### What the task asks:
Reproduce every line of the data below verbatim, omitting the pictures from your answer.

Element and coordinate records
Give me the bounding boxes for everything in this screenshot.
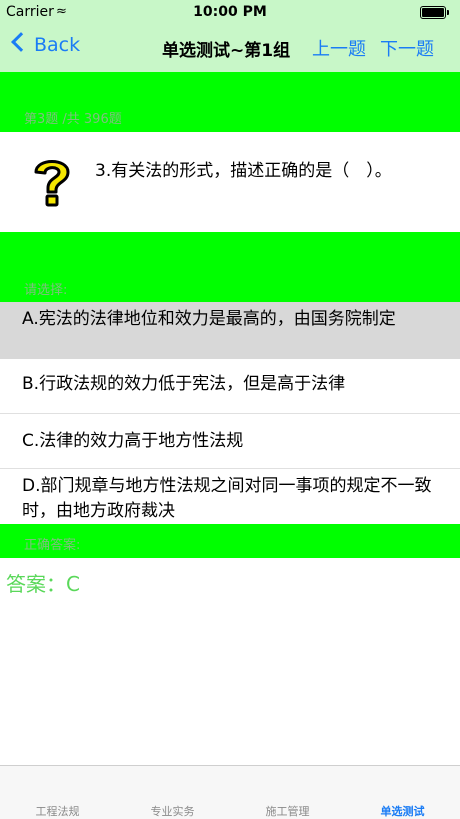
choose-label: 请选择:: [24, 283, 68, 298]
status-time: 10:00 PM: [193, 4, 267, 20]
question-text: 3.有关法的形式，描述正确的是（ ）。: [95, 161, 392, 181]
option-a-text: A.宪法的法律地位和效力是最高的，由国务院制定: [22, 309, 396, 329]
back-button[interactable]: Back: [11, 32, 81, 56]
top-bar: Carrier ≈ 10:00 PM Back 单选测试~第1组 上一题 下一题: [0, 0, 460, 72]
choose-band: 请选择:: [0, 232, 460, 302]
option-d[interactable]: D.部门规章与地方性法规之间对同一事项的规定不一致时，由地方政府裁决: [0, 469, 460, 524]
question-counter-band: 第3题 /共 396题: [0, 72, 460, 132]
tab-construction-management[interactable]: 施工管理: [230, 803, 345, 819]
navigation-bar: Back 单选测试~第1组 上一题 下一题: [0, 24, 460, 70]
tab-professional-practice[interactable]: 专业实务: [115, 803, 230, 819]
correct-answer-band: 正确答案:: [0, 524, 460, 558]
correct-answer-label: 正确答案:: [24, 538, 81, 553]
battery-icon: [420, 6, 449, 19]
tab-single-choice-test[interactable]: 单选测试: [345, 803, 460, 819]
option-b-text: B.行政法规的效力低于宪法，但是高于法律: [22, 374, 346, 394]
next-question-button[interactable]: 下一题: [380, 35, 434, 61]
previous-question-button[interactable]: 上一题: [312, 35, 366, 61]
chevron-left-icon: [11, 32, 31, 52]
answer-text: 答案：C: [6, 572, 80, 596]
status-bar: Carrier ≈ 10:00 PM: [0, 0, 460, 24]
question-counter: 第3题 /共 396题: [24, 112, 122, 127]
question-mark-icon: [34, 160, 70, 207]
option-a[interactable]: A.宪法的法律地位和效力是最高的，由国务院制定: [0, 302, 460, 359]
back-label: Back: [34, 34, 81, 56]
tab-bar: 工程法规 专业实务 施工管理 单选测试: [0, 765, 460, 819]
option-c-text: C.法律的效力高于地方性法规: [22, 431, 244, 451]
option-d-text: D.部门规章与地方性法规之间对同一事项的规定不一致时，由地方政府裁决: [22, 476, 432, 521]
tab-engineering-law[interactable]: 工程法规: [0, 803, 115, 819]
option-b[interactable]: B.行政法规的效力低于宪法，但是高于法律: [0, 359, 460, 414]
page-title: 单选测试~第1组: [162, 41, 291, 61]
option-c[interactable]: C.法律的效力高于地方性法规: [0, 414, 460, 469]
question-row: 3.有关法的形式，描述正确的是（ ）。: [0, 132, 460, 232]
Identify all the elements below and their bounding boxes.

### Solution:
Give me the bounding boxes for everything in this screenshot.
choose-label: 请选择:: [24, 283, 68, 298]
status-time: 10:00 PM: [193, 4, 267, 20]
question-text: 3.有关法的形式，描述正确的是（ ）。: [95, 161, 392, 181]
option-a-text: A.宪法的法律地位和效力是最高的，由国务院制定: [22, 309, 396, 329]
back-button[interactable]: Back: [11, 32, 81, 56]
top-bar: Carrier ≈ 10:00 PM Back 单选测试~第1组 上一题 下一题: [0, 0, 460, 72]
choose-band: 请选择:: [0, 232, 460, 302]
option-d[interactable]: D.部门规章与地方性法规之间对同一事项的规定不一致时，由地方政府裁决: [0, 469, 460, 524]
question-counter-band: 第3题 /共 396题: [0, 72, 460, 132]
tab-construction-management[interactable]: 施工管理: [230, 803, 345, 819]
navigation-bar: Back 单选测试~第1组 上一题 下一题: [0, 24, 460, 70]
tab-professional-practice[interactable]: 专业实务: [115, 803, 230, 819]
correct-answer-band: 正确答案:: [0, 524, 460, 558]
correct-answer-label: 正确答案:: [24, 538, 81, 553]
battery-icon: [420, 6, 449, 19]
tab-single-choice-test[interactable]: 单选测试: [345, 803, 460, 819]
option-b-text: B.行政法规的效力低于宪法，但是高于法律: [22, 374, 346, 394]
next-question-button[interactable]: 下一题: [380, 35, 434, 61]
previous-question-button[interactable]: 上一题: [312, 35, 366, 61]
chevron-left-icon: [11, 32, 31, 52]
answer-text: 答案：C: [6, 572, 80, 596]
status-bar: Carrier ≈ 10:00 PM: [0, 0, 460, 24]
question-counter: 第3题 /共 396题: [24, 112, 122, 127]
question-mark-icon: [34, 160, 70, 207]
option-a[interactable]: A.宪法的法律地位和效力是最高的，由国务院制定: [0, 302, 460, 359]
back-label: Back: [34, 34, 81, 56]
tab-bar: 工程法规 专业实务 施工管理 单选测试: [0, 765, 460, 819]
option-c-text: C.法律的效力高于地方性法规: [22, 431, 244, 451]
option-d-text: D.部门规章与地方性法规之间对同一事项的规定不一致时，由地方政府裁决: [22, 476, 432, 521]
tab-engineering-law[interactable]: 工程法规: [0, 803, 115, 819]
option-b[interactable]: B.行政法规的效力低于宪法，但是高于法律: [0, 359, 460, 414]
page-title: 单选测试~第1组: [162, 41, 291, 61]
option-c[interactable]: C.法律的效力高于地方性法规: [0, 414, 460, 469]
question-row: 3.有关法的形式，描述正确的是（ ）。: [0, 132, 460, 232]
Identify all the elements below and their bounding boxes.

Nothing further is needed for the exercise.